-- BEGIN Stored rows --

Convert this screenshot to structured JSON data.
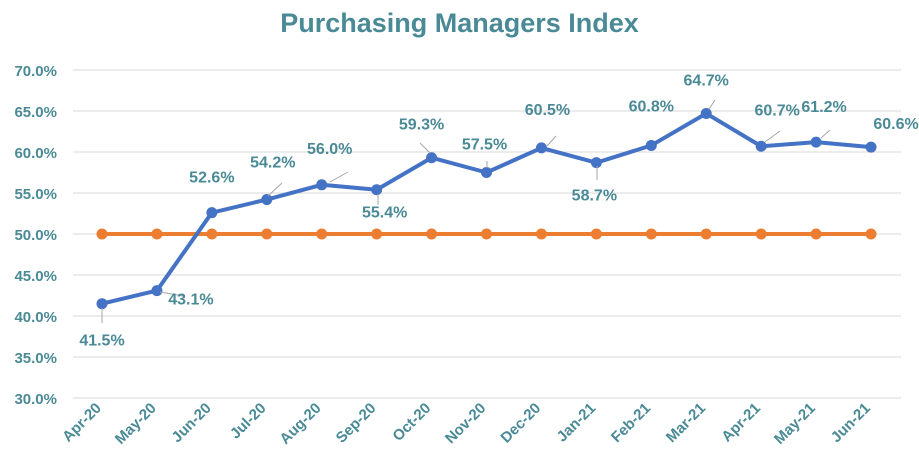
{
  "chart_data": {
    "type": "line",
    "title": "Purchasing Managers Index",
    "xlabel": "",
    "ylabel": "",
    "categories": [
      "Apr-20",
      "May-20",
      "Jun-20",
      "Jul-20",
      "Aug-20",
      "Sep-20",
      "Oct-20",
      "Nov-20",
      "Dec-20",
      "Jan-21",
      "Feb-21",
      "Mar-21",
      "Apr-21",
      "May-21",
      "Jun-21"
    ],
    "y_tick_labels": [
      "30.0%",
      "35.0%",
      "40.0%",
      "45.0%",
      "50.0%",
      "55.0%",
      "60.0%",
      "65.0%",
      "70.0%"
    ],
    "ylim": [
      30,
      70
    ],
    "grid": true,
    "legend": "none",
    "series": [
      {
        "color": "#4472c4",
        "values": [
          41.5,
          43.1,
          52.6,
          54.2,
          56.0,
          55.4,
          59.3,
          57.5,
          60.5,
          58.7,
          60.8,
          64.7,
          60.7,
          61.2,
          60.6
        ],
        "data_labels": [
          "41.5%",
          "43.1%",
          "52.6%",
          "54.2%",
          "56.0%",
          "55.4%",
          "59.3%",
          "57.5%",
          "60.5%",
          "58.7%",
          "60.8%",
          "64.7%",
          "60.7%",
          "61.2%",
          "60.6%"
        ]
      },
      {
        "color": "#ed7d31",
        "values": [
          50,
          50,
          50,
          50,
          50,
          50,
          50,
          50,
          50,
          50,
          50,
          50,
          50,
          50,
          50
        ]
      }
    ],
    "colors": {
      "title": "#4a8a96",
      "axis_text": "#4a8a96",
      "grid": "#d9d9d9"
    }
  }
}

-- END Stored rows --

- [Aim of the task] Excluding the pictures, reproduce every entry exactly as given.

- [The answer]
Convert this screenshot to structured JSON data.
{
  "chart_data": {
    "type": "line",
    "title": "Purchasing Managers Index",
    "xlabel": "",
    "ylabel": "",
    "categories": [
      "Apr-20",
      "May-20",
      "Jun-20",
      "Jul-20",
      "Aug-20",
      "Sep-20",
      "Oct-20",
      "Nov-20",
      "Dec-20",
      "Jan-21",
      "Feb-21",
      "Mar-21",
      "Apr-21",
      "May-21",
      "Jun-21"
    ],
    "y_tick_labels": [
      "30.0%",
      "35.0%",
      "40.0%",
      "45.0%",
      "50.0%",
      "55.0%",
      "60.0%",
      "65.0%",
      "70.0%"
    ],
    "ylim": [
      30,
      70
    ],
    "grid": true,
    "legend": "none",
    "series": [
      {
        "color": "#4472c4",
        "values": [
          41.5,
          43.1,
          52.6,
          54.2,
          56.0,
          55.4,
          59.3,
          57.5,
          60.5,
          58.7,
          60.8,
          64.7,
          60.7,
          61.2,
          60.6
        ],
        "data_labels": [
          "41.5%",
          "43.1%",
          "52.6%",
          "54.2%",
          "56.0%",
          "55.4%",
          "59.3%",
          "57.5%",
          "60.5%",
          "58.7%",
          "60.8%",
          "64.7%",
          "60.7%",
          "61.2%",
          "60.6%"
        ]
      },
      {
        "color": "#ed7d31",
        "values": [
          50,
          50,
          50,
          50,
          50,
          50,
          50,
          50,
          50,
          50,
          50,
          50,
          50,
          50,
          50
        ]
      }
    ],
    "colors": {
      "title": "#4a8a96",
      "axis_text": "#4a8a96",
      "grid": "#d9d9d9"
    }
  }
}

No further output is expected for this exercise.